## WHAT TO WORK ON
Extract the complete listing and output it unchanged.

## Stored data
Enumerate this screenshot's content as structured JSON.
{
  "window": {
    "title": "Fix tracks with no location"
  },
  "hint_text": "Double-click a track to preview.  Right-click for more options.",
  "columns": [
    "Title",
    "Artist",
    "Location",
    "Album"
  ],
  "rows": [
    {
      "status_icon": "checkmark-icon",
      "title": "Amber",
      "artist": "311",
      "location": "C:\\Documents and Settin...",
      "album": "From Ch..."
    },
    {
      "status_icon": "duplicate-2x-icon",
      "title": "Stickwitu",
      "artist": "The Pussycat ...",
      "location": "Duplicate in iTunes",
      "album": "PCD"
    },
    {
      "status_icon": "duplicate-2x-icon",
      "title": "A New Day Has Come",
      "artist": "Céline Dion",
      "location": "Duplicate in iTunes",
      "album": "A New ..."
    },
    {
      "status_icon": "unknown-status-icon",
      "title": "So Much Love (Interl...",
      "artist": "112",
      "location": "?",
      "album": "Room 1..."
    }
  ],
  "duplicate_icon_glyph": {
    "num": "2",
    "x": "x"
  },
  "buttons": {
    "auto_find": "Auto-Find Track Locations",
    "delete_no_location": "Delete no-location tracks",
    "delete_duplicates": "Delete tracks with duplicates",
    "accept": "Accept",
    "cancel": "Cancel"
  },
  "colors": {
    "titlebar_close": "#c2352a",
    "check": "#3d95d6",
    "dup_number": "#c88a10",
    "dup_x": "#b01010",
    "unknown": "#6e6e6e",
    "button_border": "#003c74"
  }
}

## RESULT OF THE EXERCISE
Enumerate this screenshot's content as structured JSON.
{
  "window": {
    "title": "Fix tracks with no location"
  },
  "hint_text": "Double-click a track to preview.  Right-click for more options.",
  "columns": [
    "Title",
    "Artist",
    "Location",
    "Album"
  ],
  "rows": [
    {
      "status_icon": "checkmark-icon",
      "title": "Amber",
      "artist": "311",
      "location": "C:\\Documents and Settin...",
      "album": "From Ch..."
    },
    {
      "status_icon": "duplicate-2x-icon",
      "title": "Stickwitu",
      "artist": "The Pussycat ...",
      "location": "Duplicate in iTunes",
      "album": "PCD"
    },
    {
      "status_icon": "duplicate-2x-icon",
      "title": "A New Day Has Come",
      "artist": "Céline Dion",
      "location": "Duplicate in iTunes",
      "album": "A New ..."
    },
    {
      "status_icon": "unknown-status-icon",
      "title": "So Much Love (Interl...",
      "artist": "112",
      "location": "?",
      "album": "Room 1..."
    }
  ],
  "duplicate_icon_glyph": {
    "num": "2",
    "x": "x"
  },
  "buttons": {
    "auto_find": "Auto-Find Track Locations",
    "delete_no_location": "Delete no-location tracks",
    "delete_duplicates": "Delete tracks with duplicates",
    "accept": "Accept",
    "cancel": "Cancel"
  },
  "colors": {
    "titlebar_close": "#c2352a",
    "check": "#3d95d6",
    "dup_number": "#c88a10",
    "dup_x": "#b01010",
    "unknown": "#6e6e6e",
    "button_border": "#003c74"
  }
}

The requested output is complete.